#### THE PROBLEM:
List, from the lines below, each one with "professional" in it.

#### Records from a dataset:
====

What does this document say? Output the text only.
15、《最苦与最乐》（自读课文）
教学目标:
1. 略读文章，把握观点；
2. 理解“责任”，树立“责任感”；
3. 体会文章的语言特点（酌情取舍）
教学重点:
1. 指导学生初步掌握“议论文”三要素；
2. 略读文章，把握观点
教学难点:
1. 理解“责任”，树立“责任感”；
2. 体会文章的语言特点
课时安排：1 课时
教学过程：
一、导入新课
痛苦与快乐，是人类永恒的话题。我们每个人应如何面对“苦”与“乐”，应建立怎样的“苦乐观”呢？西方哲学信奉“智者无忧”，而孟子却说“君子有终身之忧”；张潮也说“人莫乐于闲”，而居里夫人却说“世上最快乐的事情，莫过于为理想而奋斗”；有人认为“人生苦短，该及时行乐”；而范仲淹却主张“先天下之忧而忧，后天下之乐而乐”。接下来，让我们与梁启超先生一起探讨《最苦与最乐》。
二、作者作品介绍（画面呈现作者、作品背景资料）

====

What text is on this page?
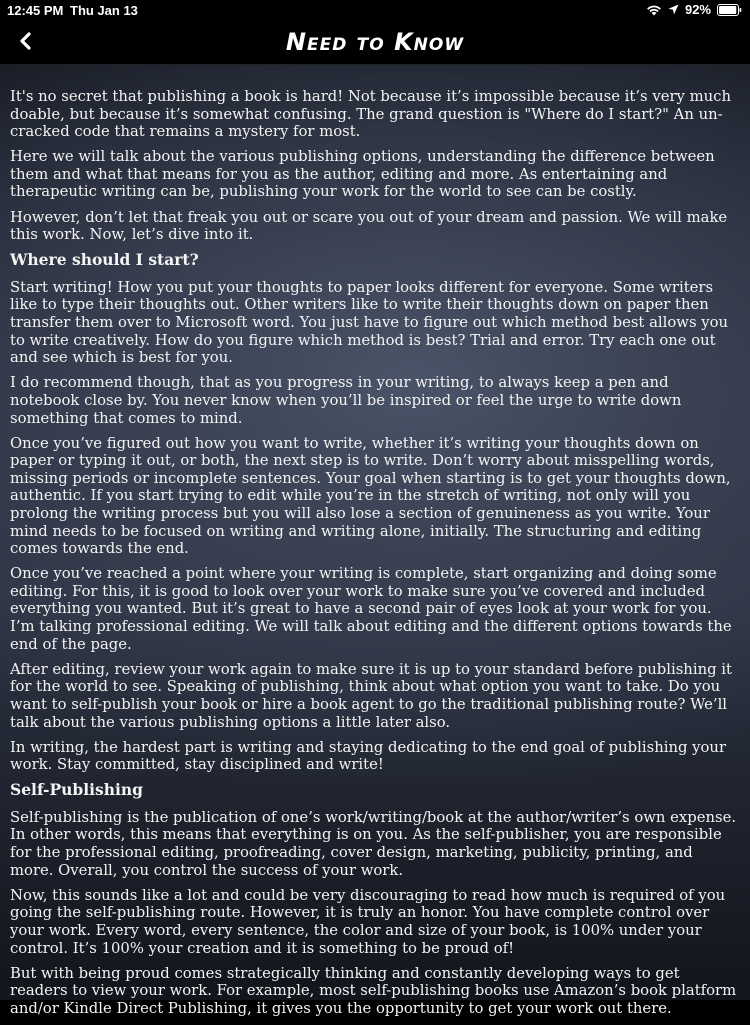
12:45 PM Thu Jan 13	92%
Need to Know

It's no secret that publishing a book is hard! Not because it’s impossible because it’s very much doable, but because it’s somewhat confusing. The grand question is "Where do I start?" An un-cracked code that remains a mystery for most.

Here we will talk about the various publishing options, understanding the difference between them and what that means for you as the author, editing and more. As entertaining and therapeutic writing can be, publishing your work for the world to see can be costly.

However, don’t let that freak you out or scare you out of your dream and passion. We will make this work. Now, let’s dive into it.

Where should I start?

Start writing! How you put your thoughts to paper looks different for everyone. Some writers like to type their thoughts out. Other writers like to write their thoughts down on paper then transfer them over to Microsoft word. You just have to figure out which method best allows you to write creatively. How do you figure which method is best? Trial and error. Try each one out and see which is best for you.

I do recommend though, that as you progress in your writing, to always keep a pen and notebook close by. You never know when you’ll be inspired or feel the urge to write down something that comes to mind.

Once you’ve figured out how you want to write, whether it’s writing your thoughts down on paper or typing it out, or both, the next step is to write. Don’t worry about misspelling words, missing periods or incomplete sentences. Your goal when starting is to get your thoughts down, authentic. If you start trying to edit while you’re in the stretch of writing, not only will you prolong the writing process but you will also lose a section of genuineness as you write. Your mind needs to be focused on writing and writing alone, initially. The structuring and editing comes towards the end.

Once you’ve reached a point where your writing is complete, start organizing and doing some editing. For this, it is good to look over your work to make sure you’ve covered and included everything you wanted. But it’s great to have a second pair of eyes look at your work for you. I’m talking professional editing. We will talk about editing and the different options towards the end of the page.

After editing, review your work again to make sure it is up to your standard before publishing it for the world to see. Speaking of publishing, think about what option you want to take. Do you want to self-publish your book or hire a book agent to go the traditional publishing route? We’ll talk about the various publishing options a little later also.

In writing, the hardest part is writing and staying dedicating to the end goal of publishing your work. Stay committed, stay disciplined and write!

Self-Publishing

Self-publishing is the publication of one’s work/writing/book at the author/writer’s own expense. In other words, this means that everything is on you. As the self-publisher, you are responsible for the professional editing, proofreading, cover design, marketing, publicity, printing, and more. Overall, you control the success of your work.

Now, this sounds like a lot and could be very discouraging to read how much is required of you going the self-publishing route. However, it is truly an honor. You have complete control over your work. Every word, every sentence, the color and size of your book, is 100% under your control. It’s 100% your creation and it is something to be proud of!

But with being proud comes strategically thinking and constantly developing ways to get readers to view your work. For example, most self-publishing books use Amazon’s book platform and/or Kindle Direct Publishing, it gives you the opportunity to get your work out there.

====

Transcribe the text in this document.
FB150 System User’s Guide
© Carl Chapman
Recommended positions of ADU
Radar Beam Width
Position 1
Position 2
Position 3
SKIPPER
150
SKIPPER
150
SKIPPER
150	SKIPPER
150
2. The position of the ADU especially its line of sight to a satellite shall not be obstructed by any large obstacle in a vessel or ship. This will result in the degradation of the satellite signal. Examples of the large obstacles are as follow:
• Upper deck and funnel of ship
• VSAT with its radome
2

====

#### COMPLETE RESPONSE:
Once you’ve reached a point where your writing is complete, start organizing and doing some editing. For this, it is good to look over your work to make sure you’ve covered and included everything you wanted. But it’s great to have a second pair of eyes look at your work for you. I’m talking professional editing. We will talk about editing and the different options towards the end of the page.
Self-publishing is the publication of one’s work/writing/book at the author/writer’s own expense. In other words, this means that everything is on you. As the self-publisher, you are responsible for the professional editing, proofreading, cover design, marketing, publicity, printing, and more. Overall, you control the success of your work.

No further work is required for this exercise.